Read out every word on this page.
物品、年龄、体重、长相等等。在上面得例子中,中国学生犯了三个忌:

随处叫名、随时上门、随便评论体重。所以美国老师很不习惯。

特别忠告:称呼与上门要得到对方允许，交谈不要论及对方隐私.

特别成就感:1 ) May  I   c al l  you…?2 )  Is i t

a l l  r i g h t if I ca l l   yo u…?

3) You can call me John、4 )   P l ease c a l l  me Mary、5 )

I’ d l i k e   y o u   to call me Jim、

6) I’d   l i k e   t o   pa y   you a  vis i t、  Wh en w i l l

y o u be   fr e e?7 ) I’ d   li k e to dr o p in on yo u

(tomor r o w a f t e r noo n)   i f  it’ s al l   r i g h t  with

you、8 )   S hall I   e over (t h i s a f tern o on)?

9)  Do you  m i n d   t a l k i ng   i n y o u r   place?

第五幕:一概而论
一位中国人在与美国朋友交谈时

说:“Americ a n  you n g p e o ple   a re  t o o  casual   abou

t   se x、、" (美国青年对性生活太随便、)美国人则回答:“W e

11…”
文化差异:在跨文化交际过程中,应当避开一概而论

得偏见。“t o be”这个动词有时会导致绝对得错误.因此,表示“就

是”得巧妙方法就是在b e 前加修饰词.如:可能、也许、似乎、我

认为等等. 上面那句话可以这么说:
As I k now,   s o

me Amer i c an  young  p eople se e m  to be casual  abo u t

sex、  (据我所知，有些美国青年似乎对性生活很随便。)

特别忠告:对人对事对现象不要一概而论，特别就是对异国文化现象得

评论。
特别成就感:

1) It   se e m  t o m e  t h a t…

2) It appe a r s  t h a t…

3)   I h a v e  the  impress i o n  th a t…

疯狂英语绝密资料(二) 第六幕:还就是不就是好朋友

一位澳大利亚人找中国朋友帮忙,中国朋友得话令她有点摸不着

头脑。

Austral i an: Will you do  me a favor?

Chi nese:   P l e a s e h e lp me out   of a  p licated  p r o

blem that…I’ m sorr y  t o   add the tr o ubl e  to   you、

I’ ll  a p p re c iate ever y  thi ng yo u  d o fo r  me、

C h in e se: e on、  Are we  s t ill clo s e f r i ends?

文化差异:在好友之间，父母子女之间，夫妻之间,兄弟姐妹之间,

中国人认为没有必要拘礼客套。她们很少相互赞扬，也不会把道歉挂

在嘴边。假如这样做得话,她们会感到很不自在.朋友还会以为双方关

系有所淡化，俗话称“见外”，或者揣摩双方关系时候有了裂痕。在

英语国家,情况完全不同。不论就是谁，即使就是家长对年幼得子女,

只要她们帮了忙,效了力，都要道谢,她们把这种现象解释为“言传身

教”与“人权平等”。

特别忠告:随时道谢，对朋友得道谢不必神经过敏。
*****
Task to complete:
Retype the material in full. Each word must match.

Written response:
Read out every word on this page.
物品、年龄、体重、长相等等。在上面得例子中,中国学生犯了三个忌:

随处叫名、随时上门、随便评论体重。所以美国老师很不习惯。

特别忠告:称呼与上门要得到对方允许，交谈不要论及对方隐私.

特别成就感:1 ) May  I   c al l  you…?2 )  Is i t

a l l  r i g h t if I ca l l   yo u…?

3) You can call me John、4 )   P l ease c a l l  me Mary、5 )

I’ d l i k e   y o u   to call me Jim、

6) I’d   l i k e   t o   pa y   you a  vis i t、  Wh en w i l l

y o u be   fr e e?7 ) I’ d   li k e to dr o p in on yo u

(tomor r o w a f t e r noo n)   i f  it’ s al l   r i g h t  with

you、8 )   S hall I   e over (t h i s a f tern o on)?

9)  Do you  m i n d   t a l k i ng   i n y o u r   place?

第五幕:一概而论
一位中国人在与美国朋友交谈时

说:“Americ a n  you n g p e o ple   a re  t o o  casual   abou

t   se x、、" (美国青年对性生活太随便、)美国人则回答:“W e

11…”
文化差异:在跨文化交际过程中,应当避开一概而论

得偏见。“t o be”这个动词有时会导致绝对得错误.因此,表示“就

是”得巧妙方法就是在b e 前加修饰词.如:可能、也许、似乎、我

认为等等. 上面那句话可以这么说:
As I k now,   s o

me Amer i c an  young  p eople se e m  to be casual  abo u t

sex、  (据我所知，有些美国青年似乎对性生活很随便。)

特别忠告:对人对事对现象不要一概而论，特别就是对异国文化现象得

评论。
特别成就感:

1) It   se e m  t o m e  t h a t…

2) It appe a r s  t h a t…

3)   I h a v e  the  impress i o n  th a t…

疯狂英语绝密资料(二) 第六幕:还就是不就是好朋友

一位澳大利亚人找中国朋友帮忙,中国朋友得话令她有点摸不着

头脑。

Austral i an: Will you do  me a favor?

Chi nese:   P l e a s e h e lp me out   of a  p licated  p r o

blem that…I’ m sorr y  t o   add the tr o ubl e  to   you、

I’ ll  a p p re c iate ever y  thi ng yo u  d o fo r  me、

C h in e se: e on、  Are we  s t ill clo s e f r i ends?

文化差异:在好友之间，父母子女之间，夫妻之间,兄弟姐妹之间,

中国人认为没有必要拘礼客套。她们很少相互赞扬，也不会把道歉挂

在嘴边。假如这样做得话,她们会感到很不自在.朋友还会以为双方关

系有所淡化，俗话称“见外”，或者揣摩双方关系时候有了裂痕。在

英语国家,情况完全不同。不论就是谁，即使就是家长对年幼得子女,

只要她们帮了忙,效了力，都要道谢,她们把这种现象解释为“言传身

教”与“人权平等”。

特别忠告:随时道谢，对朋友得道谢不必神经过敏。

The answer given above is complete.